======== RECORDS PROVIDED

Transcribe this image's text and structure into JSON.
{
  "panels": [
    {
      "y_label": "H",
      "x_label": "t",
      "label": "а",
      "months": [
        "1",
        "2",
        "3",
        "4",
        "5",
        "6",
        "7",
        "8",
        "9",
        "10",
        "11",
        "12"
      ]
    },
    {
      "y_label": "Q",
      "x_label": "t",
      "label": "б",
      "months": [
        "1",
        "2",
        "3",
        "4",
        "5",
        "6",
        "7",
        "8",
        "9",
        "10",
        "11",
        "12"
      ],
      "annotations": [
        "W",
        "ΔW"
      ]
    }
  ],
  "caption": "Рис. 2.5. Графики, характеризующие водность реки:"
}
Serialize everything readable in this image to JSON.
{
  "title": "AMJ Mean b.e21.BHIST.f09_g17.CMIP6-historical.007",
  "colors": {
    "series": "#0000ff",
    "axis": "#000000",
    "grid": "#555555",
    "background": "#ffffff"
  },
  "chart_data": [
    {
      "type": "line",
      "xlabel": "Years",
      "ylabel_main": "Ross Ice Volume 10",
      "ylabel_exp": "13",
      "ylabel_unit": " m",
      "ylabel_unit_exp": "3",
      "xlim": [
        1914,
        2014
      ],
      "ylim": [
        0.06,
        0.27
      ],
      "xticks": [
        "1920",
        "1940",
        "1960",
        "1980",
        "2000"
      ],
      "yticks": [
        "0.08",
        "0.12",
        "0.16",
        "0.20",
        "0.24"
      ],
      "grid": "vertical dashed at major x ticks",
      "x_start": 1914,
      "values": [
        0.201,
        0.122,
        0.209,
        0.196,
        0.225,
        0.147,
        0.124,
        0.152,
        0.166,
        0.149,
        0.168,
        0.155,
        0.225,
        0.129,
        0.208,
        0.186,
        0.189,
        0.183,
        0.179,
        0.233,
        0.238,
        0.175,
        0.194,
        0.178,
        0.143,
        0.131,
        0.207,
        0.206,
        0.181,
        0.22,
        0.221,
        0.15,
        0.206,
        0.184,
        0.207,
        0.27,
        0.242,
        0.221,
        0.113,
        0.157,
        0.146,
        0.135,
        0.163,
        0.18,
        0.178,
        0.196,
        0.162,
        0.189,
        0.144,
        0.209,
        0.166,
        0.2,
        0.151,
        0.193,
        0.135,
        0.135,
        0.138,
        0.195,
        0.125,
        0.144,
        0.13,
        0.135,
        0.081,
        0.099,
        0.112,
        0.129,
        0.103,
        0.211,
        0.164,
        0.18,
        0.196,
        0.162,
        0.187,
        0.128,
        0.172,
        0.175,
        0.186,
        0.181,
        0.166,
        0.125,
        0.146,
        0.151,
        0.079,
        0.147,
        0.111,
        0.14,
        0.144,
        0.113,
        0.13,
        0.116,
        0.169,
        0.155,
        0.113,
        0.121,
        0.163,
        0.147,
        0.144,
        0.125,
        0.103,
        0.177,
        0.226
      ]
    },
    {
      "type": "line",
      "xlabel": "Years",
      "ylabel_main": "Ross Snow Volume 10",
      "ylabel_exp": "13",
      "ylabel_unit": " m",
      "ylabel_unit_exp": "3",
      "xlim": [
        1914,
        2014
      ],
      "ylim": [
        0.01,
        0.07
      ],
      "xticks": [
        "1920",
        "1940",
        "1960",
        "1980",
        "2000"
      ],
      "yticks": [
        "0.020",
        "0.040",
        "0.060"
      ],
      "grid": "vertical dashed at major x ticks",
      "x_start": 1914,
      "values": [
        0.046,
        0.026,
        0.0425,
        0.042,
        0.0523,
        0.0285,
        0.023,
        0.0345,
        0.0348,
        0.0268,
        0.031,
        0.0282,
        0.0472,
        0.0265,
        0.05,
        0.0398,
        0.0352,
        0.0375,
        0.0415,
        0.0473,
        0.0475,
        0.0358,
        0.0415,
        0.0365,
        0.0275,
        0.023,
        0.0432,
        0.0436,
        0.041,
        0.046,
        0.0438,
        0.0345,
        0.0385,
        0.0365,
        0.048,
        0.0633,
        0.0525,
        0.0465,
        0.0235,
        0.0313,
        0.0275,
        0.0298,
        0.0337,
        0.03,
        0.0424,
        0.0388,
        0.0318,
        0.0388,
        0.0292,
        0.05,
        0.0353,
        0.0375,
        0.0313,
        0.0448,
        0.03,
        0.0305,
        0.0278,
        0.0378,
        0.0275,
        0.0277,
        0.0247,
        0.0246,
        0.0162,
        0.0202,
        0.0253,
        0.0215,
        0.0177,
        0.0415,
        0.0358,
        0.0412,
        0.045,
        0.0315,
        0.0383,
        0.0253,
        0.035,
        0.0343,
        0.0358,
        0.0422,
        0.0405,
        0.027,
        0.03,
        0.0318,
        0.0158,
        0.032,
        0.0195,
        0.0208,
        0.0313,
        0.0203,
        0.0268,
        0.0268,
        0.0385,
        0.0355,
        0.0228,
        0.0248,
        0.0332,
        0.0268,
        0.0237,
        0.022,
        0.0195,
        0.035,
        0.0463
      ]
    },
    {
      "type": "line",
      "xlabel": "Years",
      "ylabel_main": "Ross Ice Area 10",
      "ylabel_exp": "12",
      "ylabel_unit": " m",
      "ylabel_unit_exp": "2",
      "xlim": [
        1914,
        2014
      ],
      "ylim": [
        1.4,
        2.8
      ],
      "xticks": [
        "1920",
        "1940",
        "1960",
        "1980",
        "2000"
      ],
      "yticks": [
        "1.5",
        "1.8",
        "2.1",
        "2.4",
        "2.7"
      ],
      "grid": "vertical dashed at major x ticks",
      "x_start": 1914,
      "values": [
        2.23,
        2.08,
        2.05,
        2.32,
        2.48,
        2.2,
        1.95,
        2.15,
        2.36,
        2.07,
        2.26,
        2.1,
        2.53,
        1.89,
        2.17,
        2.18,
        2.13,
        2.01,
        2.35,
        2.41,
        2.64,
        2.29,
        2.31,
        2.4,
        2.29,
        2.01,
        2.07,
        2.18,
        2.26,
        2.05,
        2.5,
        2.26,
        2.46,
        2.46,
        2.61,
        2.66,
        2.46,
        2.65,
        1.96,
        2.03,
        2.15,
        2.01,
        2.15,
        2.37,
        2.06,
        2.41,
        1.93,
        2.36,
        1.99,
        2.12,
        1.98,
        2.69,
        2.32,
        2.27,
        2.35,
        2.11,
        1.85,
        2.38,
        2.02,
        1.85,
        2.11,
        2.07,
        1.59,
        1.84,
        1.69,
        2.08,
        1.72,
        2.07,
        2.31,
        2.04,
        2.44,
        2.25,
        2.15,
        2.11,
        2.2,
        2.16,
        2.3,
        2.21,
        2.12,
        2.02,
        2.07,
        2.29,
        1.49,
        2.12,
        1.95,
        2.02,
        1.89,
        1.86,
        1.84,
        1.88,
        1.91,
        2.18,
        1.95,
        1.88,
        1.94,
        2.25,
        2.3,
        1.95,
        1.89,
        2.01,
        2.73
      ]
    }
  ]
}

================

(WRITTEN PROBLEM):
Return each line in the records that holds the string "Volume".

(TASK OUTPUT):
      "ylabel_main": "Ross Ice Volume 10",
      "ylabel_main": "Ross Snow Volume 10",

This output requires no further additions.